◆ To do:
Find all lines in the records that include the word "type", and copy them out.

◆ Data:
◇ ◇ ◇ ◇ ◇ ◇ ◇

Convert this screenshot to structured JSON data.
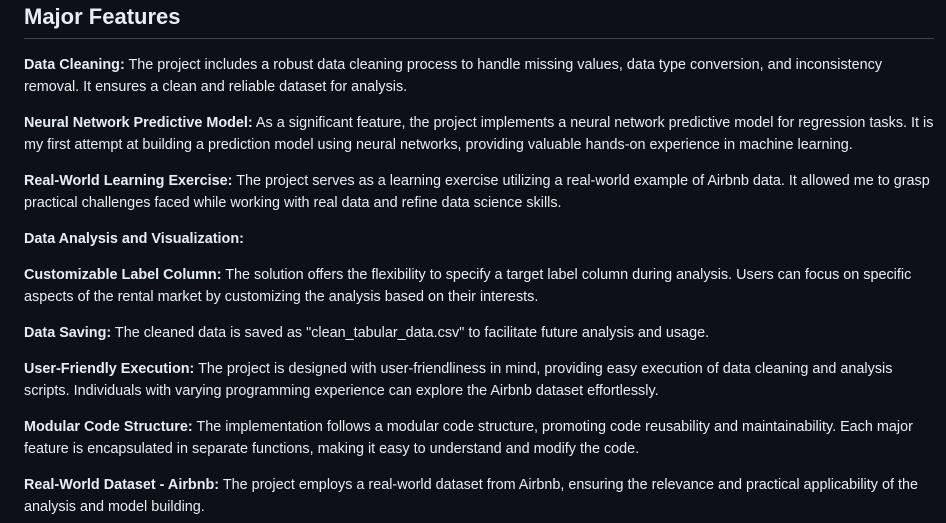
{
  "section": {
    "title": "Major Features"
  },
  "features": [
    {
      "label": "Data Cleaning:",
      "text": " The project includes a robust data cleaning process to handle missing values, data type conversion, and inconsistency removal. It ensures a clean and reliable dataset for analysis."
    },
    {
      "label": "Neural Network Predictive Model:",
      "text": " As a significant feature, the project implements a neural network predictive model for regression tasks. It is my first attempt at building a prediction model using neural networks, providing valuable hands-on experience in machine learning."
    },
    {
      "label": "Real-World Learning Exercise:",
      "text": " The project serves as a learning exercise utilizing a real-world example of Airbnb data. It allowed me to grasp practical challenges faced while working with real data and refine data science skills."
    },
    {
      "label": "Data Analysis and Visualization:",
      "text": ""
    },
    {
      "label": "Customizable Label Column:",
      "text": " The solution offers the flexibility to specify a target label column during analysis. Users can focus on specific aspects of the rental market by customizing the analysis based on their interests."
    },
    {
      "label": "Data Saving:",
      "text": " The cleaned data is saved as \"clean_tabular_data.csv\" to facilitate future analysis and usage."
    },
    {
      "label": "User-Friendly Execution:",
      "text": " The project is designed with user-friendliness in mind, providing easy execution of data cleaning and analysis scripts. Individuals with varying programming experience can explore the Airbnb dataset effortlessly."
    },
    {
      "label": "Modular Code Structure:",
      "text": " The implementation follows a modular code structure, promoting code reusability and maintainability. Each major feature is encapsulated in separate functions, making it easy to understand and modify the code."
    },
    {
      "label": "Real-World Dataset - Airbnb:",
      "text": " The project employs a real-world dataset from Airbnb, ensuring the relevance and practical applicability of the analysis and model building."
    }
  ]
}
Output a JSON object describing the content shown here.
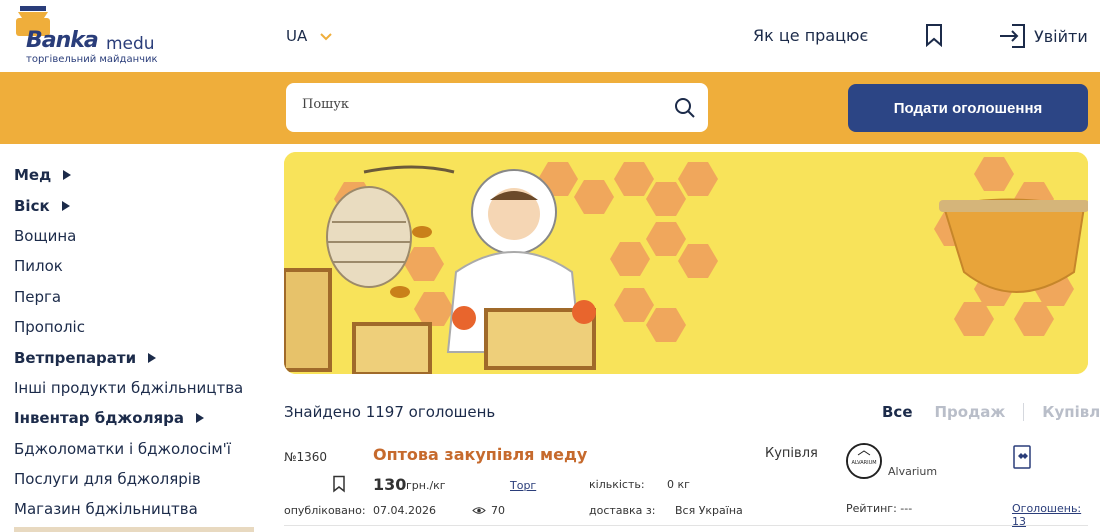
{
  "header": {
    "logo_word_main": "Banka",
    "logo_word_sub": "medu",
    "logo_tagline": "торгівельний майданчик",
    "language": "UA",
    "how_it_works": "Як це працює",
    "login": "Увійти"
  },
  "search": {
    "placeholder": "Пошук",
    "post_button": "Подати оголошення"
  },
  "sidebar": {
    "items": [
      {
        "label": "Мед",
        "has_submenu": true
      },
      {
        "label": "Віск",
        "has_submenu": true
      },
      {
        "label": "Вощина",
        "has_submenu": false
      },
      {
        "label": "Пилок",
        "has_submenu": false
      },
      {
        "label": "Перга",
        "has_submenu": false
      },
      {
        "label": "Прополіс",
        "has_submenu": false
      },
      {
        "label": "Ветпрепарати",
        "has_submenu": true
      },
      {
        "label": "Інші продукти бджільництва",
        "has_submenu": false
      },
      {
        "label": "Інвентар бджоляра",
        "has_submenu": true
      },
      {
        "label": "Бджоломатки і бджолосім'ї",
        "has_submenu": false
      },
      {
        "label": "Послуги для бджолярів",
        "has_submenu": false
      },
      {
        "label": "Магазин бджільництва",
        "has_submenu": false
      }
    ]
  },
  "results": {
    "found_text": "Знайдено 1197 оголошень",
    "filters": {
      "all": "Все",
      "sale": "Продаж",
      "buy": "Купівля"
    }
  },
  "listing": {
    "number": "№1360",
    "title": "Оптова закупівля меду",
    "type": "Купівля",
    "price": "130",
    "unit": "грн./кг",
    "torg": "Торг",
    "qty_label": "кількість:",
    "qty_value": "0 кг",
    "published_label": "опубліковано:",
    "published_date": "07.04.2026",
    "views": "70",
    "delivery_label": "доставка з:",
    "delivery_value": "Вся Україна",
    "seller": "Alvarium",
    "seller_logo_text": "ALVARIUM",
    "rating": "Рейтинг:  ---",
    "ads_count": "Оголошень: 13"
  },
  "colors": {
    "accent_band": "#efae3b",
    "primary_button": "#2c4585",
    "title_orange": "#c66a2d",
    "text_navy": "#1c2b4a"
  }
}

◇ ◇ ◇ ◇ ◇ ◇ ◇

◆ Exercise result:
      "text": " The project includes a robust data cleaning process to handle missing values, data type conversion, and inconsistency removal. It ensures a clean and reliable dataset for analysis."
    "type": "Купівля",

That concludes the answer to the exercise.